Set of tasks =
**a.** In the article on Section 35D preliminary expenses, what share of the total eligible preliminary expenses is deducted each year?
**b.** Write the next part of the article on Section 35D preliminary expenses, starting right after its final sentence.

Passage shown =

Section 35D Preliminary Expenses Under ITA 2025: 5-Year Amortisation for Companies

VS Vikas Sharma 📅 March 26, 2026 ⏱️ 4 min read 👁️ 0 views
Legal Reference
Section 35D (preliminary expenses deduction over 5 years), Section 35E (development of mines), Section 35DDA (VRS payments over 5 years), ITA 2025

1. What Are Preliminary Expenses?

When a new company or business is incorporated and set up, various expenses are incurred before the commencement of business -- legal fees for drafting MOA/AOA, registration charges, stamp duties on share capital, costs of printing prospectus and application forms, professional advisory fees for setting up the business, and other formation expenses. These are called preliminary expenses. Since the business has not yet commenced, these cannot be charged to the P&L in the year incurred. ITA 2025 provides a structured 5-year amortisation of these expenses through Section 35D.

2. Section 35D: Eligible Expenses

Section 35D of ITA 2025 covers preliminary expenses incurred before commencement of business (or after commencement, in connection with extension of undertaking or setting up a new unit):

  • Preparation of feasibility report
  • Preparation of project report
  • Conducting market survey
  • Engineering services
  • Legal charges for drafting agreements, MOA, AOA
  • Printing charges for prospectus and application forms
  • Registration and filing fees with Registrar of Companies
  • Underwriting commission on issue of shares/debentures

3. Qualifying Limit for Section 35D

Section 35D does not allow the full preliminary expense to be deducted -- it is subject to a cap:

  • For Indian companies: lower of 5% of project cost OR 5% of capital employed (whichever is higher)
  • For others (non-companies): 5% of project cost
  • This cap prevents inflated preliminary expenses from reducing taxable income artificially
  • Expenses exceeding the cap are not deductible at all

4. 5-Year Amortisation

The eligible preliminary expenses are deducted in equal instalments over 5 consecutive years, beginning from the year in which the business commences or the extension begins:

  • Each year: 1/5th (20%) of total eligible preliminary expenses
  • If the business is unable to fully deduct in any year (due to insufficient profits), the deduction is not carried forward -- it is simply lost for that year
  • No interest benefit: the time value of spreading over 5 years is a cost compared to immediate deduction

5. Section 35DDA: VRS Payments

Section 35DDA provides similar 5-year amortisation for payments made under Voluntary Retirement Scheme (VRS):

  • When a company pays VRS compensation to employees, the payment is deductible over 5 years (1/5th per year)

Available data =
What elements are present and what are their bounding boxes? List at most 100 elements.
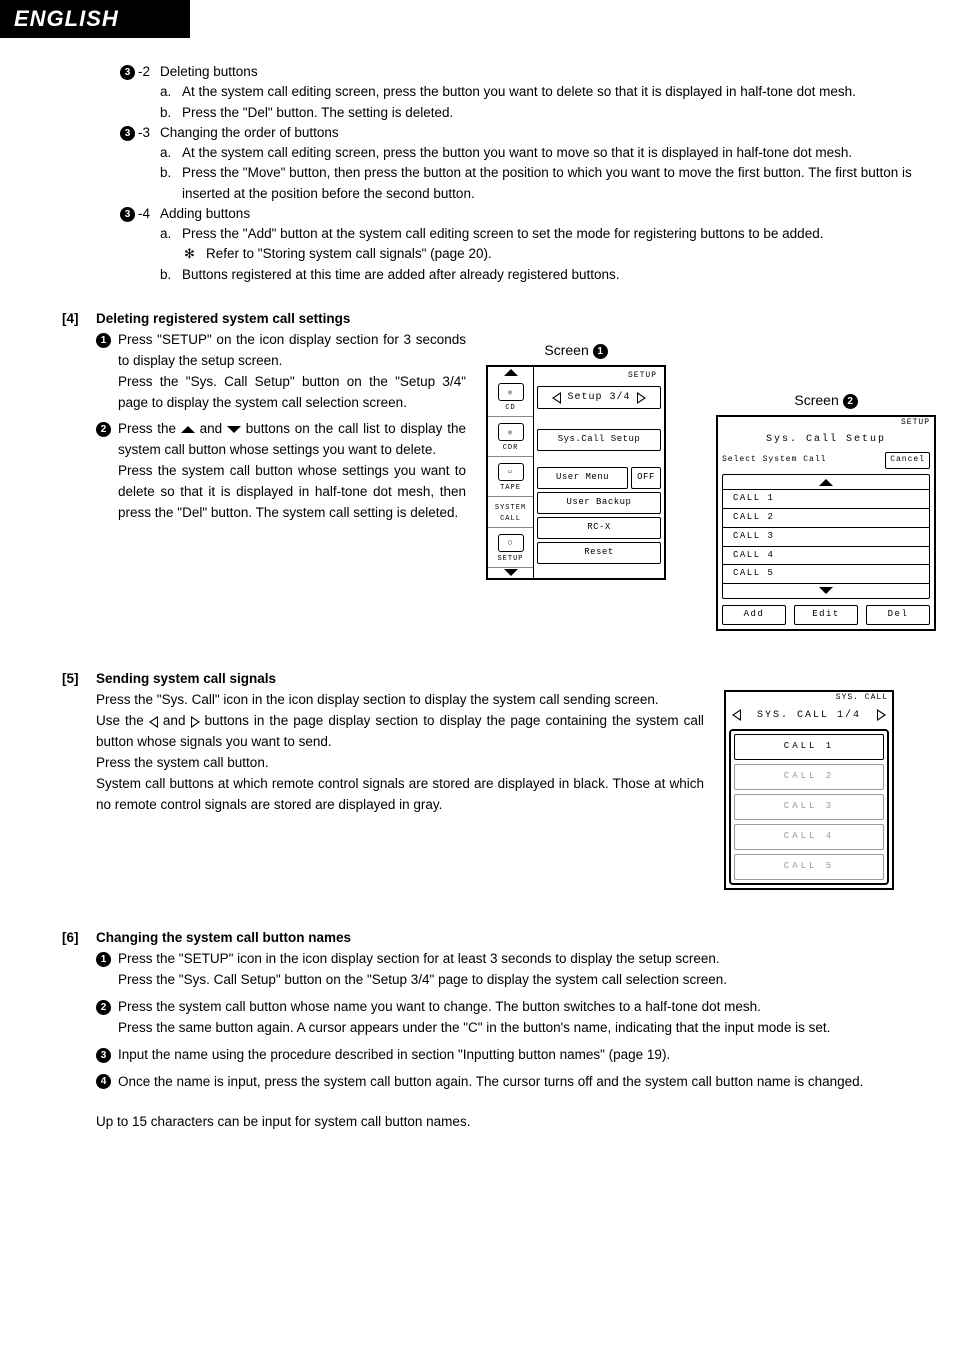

The responses =
**a.** One-fifth (20%) of the total eligible preliminary expenses is deducted each year.

**b.**
  • If the payment is in the current year, only 1/5th is deductible this year
  • Remaining 4/5th is deductible in equal instalments over the next 4 years
  • This prevents large VRS payments from creating artificial losses in a single year
  • Different from Section 35D (which covers formation expenses) -- Section 35DDA is for ongoing employee rationalisation costs

6. Section 35E: Mineral Development Expenses

Section 35E covers expenditure on development of a mine or mineral deposit:

  • Applicable to companies engaged in mining business
  • Expenditure on development activities (drilling, boring, shaft sinking) deductible over the period of deposit depletion
  • Deduction spread over the expected life of the mine
  • Must be kept separate from exploration expenses (which may be deductible differently)

7. Why These Provisions Matter

Sections 35D, 35DDA, and 35E are important for:

  • Startup companies that incur significant preliminary expenses
  • Companies undertaking major business expansions (extension of undertaking)
  • Manufacturing companies setting up new plants
  • Companies with mass retrenchment under VRS
  • Mining and natural resource extraction companies

For companies under Section 115BAA (22%), these amortised deductions are available (unlike deductions under specific exemption sections). Section 115BAA prohibits deductions under specified sections but Section 35D/35E are eligible deductions under the scheme.

8. Documentation Required

To claim Section 35D deduction:

  • List of all preliminary expenses with supporting invoices
  • Computation showing eligible expenses within the 5% cap
  • Year-wise amortisation schedule (showing which year is being claimed)
  • Proof of commencement of business (first sale invoice, production record, service delivery proof)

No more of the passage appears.